Data shown:
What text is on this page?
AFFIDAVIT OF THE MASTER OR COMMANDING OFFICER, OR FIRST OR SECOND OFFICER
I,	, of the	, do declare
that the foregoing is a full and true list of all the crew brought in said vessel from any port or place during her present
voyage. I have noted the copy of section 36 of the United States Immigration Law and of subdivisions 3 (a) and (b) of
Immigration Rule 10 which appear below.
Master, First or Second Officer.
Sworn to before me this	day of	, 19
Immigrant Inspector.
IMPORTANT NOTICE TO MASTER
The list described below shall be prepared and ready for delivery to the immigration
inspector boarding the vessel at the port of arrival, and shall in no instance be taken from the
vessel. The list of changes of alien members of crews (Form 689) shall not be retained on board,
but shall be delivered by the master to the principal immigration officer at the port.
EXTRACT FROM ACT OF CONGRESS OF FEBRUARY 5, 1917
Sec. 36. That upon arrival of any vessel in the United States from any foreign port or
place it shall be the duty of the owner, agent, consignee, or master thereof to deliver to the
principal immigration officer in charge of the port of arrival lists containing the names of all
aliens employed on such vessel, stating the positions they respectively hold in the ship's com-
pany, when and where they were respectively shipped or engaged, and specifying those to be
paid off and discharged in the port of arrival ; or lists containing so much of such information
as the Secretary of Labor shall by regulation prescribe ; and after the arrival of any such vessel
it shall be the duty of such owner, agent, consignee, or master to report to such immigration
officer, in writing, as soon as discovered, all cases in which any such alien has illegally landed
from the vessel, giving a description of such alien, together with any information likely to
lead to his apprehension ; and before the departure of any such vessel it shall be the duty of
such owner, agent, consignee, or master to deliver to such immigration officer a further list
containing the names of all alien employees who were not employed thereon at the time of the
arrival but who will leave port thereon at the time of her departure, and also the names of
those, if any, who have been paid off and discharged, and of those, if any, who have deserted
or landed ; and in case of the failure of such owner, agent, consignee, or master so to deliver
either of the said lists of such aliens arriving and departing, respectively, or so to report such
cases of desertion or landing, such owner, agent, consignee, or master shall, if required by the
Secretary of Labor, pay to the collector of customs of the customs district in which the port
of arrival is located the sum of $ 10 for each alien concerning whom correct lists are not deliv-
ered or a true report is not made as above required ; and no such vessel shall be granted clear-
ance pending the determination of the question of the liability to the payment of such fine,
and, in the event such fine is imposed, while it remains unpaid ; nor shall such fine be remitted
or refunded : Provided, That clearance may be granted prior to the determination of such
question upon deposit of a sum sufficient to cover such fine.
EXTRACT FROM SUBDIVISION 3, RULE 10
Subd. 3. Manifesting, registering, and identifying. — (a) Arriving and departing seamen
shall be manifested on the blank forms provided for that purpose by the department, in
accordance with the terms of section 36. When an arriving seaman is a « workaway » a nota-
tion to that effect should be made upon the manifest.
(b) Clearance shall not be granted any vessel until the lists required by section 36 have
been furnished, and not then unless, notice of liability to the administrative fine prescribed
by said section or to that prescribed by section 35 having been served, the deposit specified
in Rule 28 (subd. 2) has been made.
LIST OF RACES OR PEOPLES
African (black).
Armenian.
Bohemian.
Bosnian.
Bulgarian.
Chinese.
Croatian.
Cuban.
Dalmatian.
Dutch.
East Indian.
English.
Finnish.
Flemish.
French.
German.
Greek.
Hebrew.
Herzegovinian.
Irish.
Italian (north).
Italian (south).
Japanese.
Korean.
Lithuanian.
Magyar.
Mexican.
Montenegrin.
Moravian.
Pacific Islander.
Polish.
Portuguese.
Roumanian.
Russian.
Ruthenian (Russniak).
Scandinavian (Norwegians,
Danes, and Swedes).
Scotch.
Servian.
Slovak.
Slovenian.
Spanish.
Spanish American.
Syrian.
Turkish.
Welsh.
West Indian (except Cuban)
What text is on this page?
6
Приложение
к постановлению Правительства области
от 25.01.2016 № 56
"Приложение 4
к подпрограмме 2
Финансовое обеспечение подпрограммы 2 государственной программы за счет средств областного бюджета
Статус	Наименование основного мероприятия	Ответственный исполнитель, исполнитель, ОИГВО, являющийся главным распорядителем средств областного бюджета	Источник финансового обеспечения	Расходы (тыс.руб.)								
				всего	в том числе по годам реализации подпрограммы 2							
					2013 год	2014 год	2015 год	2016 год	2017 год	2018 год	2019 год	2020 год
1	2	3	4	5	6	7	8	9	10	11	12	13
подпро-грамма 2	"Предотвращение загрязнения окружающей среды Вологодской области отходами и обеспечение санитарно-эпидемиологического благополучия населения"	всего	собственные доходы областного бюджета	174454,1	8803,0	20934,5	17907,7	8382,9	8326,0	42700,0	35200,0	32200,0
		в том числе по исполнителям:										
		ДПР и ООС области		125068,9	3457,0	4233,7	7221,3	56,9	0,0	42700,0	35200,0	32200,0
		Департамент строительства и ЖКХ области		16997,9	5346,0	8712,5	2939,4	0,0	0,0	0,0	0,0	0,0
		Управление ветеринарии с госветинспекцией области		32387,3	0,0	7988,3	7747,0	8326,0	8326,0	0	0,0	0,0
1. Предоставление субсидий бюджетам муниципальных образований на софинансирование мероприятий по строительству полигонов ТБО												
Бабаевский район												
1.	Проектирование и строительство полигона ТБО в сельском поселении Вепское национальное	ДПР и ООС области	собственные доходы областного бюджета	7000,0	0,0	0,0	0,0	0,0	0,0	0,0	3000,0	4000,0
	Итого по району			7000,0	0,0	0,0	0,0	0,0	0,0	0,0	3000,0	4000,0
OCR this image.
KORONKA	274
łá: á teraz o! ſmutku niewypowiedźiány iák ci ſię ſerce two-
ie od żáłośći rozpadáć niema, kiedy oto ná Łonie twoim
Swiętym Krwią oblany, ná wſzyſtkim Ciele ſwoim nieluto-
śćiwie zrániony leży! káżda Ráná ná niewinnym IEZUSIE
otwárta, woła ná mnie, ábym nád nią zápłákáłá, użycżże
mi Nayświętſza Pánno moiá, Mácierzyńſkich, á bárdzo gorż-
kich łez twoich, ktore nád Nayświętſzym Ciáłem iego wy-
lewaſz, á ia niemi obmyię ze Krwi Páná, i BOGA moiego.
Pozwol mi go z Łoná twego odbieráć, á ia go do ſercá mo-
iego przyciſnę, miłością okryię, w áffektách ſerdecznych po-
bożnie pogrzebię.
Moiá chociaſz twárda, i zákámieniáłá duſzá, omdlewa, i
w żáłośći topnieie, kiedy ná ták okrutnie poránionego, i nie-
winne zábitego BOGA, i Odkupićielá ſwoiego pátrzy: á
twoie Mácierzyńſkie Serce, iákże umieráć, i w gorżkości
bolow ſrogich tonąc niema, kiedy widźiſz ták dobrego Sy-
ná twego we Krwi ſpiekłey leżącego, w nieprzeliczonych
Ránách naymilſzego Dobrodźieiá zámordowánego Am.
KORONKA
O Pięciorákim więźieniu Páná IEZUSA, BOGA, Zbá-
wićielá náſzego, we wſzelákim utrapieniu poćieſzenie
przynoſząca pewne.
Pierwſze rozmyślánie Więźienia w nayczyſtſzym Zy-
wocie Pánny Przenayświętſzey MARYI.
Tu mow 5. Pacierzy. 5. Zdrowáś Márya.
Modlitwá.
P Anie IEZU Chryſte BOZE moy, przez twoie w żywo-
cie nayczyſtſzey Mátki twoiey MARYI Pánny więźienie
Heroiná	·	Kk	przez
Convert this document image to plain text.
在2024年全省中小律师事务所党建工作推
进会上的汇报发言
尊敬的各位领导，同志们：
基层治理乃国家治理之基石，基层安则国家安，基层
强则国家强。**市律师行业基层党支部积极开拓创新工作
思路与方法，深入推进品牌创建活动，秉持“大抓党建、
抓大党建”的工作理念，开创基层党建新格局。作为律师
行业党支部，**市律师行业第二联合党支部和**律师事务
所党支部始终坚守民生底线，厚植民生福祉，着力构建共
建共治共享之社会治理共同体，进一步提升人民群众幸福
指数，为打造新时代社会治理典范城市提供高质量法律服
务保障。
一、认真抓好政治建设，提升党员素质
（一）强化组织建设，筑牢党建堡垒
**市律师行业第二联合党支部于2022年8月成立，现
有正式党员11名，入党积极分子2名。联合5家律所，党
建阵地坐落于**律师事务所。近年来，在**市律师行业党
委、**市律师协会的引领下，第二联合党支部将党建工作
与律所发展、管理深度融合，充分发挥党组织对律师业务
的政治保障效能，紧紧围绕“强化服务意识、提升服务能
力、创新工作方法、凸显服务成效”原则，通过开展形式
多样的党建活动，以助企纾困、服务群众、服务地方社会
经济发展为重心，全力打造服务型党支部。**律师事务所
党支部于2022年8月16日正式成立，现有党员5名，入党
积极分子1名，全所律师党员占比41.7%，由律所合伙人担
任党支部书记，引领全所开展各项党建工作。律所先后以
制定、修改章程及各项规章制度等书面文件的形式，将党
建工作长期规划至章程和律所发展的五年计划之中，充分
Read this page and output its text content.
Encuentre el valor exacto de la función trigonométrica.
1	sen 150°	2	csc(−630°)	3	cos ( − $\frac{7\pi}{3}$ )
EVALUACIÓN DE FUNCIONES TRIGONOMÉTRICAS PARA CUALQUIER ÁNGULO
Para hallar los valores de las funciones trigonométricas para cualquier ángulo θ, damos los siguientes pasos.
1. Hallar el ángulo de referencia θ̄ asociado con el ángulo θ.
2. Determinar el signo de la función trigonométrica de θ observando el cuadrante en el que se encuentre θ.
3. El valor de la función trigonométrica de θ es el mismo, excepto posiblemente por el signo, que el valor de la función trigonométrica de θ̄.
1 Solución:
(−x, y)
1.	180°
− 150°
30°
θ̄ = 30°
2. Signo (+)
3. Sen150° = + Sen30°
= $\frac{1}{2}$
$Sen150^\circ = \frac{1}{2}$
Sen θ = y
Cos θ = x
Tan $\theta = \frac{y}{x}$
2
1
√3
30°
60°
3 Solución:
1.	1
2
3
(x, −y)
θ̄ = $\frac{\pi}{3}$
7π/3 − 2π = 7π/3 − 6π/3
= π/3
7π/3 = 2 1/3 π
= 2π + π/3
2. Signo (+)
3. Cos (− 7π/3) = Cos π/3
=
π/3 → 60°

Stated task:
Extract every line from the one containing "Read this page and output its text content." through the last line of the data, inclusive, exactly as written.

Response to this task:
Read this page and output its text content.
Encuentre el valor exacto de la función trigonométrica.
1	sen 150°	2	csc(−630°)	3	cos ( − $\frac{7\pi}{3}$ )
EVALUACIÓN DE FUNCIONES TRIGONOMÉTRICAS PARA CUALQUIER ÁNGULO
Para hallar los valores de las funciones trigonométricas para cualquier ángulo θ, damos los siguientes pasos.
1. Hallar el ángulo de referencia θ̄ asociado con el ángulo θ.
2. Determinar el signo de la función trigonométrica de θ observando el cuadrante en el que se encuentre θ.
3. El valor de la función trigonométrica de θ es el mismo, excepto posiblemente por el signo, que el valor de la función trigonométrica de θ̄.
1 Solución:
(−x, y)
1.	180°
− 150°
30°
θ̄ = 30°
2. Signo (+)
3. Sen150° = + Sen30°
= $\frac{1}{2}$
$Sen150^\circ = \frac{1}{2}$
Sen θ = y
Cos θ = x
Tan $\theta = \frac{y}{x}$
2
1
√3
30°
60°
3 Solución:
1.	1
2
3
(x, −y)
θ̄ = $\frac{\pi}{3}$
7π/3 − 2π = 7π/3 − 6π/3
= π/3
7π/3 = 2 1/3 π
= 2π + π/3
2. Signo (+)
3. Cos (− 7π/3) = Cos π/3
=
π/3 → 60°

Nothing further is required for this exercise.